Dataset entries
--------------------------------------------------

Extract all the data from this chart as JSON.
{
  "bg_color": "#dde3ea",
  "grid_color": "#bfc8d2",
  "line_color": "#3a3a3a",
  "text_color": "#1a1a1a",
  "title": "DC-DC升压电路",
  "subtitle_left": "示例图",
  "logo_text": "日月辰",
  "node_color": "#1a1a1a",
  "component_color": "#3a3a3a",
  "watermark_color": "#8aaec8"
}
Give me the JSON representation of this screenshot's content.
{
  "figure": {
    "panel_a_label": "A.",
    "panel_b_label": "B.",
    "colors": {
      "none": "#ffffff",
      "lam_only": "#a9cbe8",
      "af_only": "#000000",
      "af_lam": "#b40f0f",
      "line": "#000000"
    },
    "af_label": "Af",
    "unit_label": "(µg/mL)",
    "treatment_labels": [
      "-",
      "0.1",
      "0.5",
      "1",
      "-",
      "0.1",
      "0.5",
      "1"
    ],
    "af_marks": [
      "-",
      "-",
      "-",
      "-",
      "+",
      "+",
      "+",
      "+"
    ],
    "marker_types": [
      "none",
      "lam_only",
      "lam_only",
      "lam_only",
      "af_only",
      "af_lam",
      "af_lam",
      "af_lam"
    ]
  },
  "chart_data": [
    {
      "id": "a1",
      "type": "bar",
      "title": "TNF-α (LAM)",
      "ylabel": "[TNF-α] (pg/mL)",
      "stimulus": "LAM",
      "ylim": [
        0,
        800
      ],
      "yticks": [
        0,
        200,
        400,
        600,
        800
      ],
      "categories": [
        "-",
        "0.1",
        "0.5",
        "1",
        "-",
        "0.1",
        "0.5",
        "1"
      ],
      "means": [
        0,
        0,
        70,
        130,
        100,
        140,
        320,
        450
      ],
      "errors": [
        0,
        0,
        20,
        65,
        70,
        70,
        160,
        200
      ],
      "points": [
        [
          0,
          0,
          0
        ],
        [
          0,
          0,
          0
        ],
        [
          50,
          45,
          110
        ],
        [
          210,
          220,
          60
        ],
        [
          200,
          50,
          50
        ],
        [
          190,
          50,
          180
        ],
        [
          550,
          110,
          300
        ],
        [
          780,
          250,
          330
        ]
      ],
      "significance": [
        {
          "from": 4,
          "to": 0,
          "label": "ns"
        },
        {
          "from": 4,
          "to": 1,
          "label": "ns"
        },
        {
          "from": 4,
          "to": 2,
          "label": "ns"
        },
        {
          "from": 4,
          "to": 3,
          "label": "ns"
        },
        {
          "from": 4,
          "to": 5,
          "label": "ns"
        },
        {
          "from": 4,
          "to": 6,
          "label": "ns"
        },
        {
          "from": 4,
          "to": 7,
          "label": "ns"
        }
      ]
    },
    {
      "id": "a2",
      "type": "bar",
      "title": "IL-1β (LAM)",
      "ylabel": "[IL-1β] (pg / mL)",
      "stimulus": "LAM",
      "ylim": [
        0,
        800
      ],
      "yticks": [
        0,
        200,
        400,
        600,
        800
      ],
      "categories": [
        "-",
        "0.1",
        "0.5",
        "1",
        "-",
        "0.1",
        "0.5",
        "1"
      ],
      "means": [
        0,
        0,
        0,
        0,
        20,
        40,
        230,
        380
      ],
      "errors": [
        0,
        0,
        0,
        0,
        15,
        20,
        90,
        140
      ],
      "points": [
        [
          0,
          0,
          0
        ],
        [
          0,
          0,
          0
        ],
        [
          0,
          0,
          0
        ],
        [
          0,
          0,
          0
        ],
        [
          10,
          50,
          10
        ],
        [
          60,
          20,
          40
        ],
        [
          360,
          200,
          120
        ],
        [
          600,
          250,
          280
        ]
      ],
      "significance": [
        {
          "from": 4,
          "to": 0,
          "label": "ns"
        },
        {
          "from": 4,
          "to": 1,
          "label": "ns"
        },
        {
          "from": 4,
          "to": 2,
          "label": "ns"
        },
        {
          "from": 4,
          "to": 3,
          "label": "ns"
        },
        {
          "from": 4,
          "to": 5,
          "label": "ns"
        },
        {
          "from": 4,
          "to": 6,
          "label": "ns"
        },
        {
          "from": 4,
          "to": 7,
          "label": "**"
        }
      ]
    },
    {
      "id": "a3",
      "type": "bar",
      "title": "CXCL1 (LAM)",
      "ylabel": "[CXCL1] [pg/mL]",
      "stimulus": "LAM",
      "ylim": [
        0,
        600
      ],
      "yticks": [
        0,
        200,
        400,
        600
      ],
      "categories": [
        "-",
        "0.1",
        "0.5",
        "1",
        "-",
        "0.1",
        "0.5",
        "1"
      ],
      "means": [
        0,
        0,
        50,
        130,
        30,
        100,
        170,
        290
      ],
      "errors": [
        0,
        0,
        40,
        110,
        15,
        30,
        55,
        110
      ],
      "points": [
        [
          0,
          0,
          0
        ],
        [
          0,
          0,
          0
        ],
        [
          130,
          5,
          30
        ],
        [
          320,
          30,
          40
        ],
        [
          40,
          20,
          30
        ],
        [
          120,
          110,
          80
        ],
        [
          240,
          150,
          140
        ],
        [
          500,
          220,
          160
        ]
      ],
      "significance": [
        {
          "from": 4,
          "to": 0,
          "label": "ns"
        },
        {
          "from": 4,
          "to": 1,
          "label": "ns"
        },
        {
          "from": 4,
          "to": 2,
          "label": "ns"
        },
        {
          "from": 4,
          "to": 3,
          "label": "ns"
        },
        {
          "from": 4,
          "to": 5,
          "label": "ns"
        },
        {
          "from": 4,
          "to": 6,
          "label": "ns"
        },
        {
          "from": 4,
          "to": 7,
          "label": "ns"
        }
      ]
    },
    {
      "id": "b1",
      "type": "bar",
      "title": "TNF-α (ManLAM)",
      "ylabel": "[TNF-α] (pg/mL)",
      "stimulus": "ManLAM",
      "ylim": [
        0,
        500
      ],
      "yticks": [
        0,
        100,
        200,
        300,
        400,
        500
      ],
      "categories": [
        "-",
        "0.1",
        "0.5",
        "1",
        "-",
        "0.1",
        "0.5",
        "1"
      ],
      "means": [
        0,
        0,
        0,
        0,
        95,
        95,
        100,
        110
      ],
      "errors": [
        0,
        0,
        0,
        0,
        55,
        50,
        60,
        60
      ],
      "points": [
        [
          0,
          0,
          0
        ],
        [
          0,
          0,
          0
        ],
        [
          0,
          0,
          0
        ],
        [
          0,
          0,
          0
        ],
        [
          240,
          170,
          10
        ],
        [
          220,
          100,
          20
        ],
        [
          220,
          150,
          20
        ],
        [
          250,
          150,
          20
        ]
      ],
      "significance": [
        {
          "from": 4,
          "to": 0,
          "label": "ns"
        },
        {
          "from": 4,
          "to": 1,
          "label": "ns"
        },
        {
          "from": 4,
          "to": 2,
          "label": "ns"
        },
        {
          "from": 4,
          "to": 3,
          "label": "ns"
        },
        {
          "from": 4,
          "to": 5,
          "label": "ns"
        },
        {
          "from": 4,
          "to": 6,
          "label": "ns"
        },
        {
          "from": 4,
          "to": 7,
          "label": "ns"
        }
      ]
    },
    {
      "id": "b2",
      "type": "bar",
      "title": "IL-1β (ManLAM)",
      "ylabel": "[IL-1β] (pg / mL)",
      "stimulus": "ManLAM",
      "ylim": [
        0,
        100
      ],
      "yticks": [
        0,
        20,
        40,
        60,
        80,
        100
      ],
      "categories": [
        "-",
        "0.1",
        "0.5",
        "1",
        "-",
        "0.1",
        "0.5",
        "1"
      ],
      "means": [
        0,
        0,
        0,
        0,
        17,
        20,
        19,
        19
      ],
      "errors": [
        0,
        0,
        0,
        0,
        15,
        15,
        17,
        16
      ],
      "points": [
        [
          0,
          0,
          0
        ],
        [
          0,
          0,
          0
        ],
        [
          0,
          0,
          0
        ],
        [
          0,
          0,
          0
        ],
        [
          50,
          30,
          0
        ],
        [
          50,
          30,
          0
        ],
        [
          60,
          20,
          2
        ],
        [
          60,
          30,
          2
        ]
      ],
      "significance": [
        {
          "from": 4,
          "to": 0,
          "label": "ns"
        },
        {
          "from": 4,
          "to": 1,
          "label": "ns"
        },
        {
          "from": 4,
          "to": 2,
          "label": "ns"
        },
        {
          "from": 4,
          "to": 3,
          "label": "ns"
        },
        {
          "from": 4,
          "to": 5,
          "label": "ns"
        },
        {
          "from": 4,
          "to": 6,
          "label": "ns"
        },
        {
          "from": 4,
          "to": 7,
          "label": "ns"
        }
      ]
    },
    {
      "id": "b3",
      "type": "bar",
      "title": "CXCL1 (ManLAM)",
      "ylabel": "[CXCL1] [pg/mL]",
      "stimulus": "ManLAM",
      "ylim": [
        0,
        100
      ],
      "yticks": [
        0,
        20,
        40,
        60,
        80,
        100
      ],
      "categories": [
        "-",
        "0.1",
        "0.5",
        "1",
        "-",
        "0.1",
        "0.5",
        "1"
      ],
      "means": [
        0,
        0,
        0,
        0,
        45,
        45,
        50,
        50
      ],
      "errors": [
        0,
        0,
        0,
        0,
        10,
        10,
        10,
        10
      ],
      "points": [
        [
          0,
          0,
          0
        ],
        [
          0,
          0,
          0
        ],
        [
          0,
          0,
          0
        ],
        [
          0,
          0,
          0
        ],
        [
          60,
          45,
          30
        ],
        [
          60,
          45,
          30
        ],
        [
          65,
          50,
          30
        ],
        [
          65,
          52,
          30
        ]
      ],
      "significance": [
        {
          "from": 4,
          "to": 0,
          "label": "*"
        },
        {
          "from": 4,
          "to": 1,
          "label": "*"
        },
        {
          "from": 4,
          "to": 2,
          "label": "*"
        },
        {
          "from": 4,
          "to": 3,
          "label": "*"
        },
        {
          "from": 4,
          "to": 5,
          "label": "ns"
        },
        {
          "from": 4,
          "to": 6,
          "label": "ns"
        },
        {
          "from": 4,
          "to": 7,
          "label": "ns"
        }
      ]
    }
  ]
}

--------------------------------------------------

_THE TASK_
Find every line containing the word "JSON", then give the total and nothing more.

_THE REPLY_
2